DATA SHOWN>
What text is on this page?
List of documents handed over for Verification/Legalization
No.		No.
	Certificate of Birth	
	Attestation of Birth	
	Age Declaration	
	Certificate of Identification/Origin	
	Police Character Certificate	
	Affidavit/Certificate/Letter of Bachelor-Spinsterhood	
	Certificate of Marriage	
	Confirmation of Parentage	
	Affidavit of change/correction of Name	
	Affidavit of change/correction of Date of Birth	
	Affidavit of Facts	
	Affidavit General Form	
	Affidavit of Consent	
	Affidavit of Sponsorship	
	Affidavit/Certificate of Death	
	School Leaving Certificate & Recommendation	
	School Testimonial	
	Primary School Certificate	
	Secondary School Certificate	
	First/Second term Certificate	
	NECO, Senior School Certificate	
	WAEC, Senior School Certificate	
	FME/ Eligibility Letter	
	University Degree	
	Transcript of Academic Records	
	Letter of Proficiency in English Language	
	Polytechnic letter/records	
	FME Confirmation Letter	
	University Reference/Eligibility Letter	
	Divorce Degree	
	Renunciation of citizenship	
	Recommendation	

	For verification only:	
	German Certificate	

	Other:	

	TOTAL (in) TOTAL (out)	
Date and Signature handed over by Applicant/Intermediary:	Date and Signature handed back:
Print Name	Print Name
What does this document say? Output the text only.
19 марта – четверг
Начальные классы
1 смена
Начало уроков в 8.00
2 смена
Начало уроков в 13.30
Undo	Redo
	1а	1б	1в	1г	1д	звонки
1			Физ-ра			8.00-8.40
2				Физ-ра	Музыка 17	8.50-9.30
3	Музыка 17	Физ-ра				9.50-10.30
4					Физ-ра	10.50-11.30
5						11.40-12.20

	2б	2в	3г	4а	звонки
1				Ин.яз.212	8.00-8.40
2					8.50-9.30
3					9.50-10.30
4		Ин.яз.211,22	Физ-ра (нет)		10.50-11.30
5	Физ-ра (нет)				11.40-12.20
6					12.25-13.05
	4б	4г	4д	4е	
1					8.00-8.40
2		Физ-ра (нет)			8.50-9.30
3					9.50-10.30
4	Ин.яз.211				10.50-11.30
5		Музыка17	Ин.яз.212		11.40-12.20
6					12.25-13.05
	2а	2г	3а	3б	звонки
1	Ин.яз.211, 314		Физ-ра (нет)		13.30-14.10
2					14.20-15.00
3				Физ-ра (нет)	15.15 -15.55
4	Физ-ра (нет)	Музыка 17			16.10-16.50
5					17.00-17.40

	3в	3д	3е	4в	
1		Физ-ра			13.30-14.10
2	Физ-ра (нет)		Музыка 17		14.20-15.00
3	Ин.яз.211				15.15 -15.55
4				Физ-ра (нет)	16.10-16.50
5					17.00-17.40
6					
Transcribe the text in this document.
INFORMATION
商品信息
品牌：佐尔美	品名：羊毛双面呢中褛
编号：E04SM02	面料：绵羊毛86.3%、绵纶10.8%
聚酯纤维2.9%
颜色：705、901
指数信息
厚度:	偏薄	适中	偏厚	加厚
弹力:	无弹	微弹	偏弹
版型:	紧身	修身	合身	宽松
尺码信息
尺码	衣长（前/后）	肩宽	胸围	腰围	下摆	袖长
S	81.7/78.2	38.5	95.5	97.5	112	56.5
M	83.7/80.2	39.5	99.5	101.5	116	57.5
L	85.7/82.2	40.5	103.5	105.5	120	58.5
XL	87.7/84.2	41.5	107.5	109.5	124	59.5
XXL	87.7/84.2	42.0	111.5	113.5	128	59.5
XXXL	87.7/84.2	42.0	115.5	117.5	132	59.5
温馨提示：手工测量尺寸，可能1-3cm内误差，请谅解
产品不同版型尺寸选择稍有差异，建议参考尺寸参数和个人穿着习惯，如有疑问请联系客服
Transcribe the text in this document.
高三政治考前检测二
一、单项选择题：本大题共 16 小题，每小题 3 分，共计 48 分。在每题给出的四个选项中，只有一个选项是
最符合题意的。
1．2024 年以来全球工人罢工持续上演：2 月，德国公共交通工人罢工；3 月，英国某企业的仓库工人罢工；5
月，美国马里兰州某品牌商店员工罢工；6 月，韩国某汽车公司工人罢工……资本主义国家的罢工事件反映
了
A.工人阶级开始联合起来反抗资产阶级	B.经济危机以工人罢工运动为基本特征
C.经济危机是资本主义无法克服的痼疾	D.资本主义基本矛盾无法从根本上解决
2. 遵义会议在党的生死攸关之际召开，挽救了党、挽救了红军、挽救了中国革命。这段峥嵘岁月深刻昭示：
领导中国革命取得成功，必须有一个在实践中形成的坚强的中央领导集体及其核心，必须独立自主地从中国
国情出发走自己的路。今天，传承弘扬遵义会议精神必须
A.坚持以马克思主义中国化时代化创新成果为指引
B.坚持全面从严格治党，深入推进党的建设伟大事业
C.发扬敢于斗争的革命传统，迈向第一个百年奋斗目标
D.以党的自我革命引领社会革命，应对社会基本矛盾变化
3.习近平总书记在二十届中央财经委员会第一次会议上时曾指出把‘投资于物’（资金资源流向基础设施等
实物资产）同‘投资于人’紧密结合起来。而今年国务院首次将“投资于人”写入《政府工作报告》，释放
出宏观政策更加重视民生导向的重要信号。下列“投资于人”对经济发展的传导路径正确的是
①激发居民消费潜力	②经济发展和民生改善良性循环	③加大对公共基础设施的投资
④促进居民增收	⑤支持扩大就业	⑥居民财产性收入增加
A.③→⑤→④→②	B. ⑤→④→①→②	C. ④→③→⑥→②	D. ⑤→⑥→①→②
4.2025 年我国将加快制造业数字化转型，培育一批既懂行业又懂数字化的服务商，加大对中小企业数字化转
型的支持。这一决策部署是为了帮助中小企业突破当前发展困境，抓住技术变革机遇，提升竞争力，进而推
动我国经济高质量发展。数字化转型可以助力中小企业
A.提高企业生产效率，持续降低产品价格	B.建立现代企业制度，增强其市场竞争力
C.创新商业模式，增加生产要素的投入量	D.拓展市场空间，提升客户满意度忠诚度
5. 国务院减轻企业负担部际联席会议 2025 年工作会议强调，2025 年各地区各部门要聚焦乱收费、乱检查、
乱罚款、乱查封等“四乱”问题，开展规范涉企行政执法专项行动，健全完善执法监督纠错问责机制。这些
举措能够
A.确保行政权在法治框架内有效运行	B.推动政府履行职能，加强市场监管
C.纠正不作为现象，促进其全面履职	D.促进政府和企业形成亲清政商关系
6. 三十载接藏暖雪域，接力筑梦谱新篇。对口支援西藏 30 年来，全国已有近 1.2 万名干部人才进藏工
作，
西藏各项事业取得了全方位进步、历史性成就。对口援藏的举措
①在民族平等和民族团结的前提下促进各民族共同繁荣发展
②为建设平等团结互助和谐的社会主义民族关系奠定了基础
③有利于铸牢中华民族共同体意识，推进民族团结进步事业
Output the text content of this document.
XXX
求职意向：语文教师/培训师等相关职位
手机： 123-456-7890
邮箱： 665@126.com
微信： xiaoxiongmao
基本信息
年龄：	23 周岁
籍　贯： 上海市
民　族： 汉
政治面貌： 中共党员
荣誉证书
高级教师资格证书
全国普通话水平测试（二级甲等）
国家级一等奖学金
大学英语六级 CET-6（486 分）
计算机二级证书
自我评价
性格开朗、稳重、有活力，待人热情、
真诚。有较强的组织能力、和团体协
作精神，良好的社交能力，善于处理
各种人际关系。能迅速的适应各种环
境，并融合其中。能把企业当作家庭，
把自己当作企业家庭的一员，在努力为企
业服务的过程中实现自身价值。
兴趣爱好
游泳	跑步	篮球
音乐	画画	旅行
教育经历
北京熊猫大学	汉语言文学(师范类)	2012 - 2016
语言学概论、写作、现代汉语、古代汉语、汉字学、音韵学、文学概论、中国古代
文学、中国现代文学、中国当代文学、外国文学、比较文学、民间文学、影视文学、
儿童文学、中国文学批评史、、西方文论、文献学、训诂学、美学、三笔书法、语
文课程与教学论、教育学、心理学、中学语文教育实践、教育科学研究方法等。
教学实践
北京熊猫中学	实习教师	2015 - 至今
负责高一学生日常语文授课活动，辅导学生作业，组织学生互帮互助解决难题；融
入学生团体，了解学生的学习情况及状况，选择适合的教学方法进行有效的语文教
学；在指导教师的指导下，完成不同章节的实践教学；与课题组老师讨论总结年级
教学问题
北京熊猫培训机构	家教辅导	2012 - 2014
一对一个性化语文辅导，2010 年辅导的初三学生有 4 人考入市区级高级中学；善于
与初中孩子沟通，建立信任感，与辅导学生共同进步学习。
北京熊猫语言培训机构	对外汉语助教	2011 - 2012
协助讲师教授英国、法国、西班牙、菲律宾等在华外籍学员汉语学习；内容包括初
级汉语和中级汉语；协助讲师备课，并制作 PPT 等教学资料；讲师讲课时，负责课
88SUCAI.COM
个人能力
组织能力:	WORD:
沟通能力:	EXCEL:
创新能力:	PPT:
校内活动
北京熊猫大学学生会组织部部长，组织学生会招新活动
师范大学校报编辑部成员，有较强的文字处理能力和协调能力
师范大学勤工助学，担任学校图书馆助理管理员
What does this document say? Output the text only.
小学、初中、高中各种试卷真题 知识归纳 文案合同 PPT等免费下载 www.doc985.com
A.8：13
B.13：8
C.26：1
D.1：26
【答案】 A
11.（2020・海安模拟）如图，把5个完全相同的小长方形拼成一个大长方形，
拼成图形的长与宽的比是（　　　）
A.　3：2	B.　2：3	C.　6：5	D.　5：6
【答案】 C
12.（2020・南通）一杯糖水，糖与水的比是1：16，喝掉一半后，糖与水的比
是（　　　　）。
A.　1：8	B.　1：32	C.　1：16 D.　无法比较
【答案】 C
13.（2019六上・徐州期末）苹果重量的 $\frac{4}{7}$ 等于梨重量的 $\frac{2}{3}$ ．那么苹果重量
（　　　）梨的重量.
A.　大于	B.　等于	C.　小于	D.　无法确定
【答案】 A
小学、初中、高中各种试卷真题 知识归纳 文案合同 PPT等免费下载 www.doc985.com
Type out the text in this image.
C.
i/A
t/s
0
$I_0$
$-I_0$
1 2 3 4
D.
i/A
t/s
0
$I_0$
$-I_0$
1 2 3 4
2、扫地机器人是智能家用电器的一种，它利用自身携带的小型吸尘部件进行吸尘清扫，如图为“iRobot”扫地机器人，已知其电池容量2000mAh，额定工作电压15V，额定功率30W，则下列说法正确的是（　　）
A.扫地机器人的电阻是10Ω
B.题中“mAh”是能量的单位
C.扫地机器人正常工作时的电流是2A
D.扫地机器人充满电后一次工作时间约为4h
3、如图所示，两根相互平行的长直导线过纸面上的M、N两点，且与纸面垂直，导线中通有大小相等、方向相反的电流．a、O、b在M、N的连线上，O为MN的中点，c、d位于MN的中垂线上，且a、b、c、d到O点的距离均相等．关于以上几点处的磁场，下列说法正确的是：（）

AIM>
Pick out each line in the material containing "handed".

RESPONSE TO THE EXERCISE>
List of documents handed over for Verification/Legalization
Date and Signature handed over by Applicant/Intermediary:	Date and Signature handed back:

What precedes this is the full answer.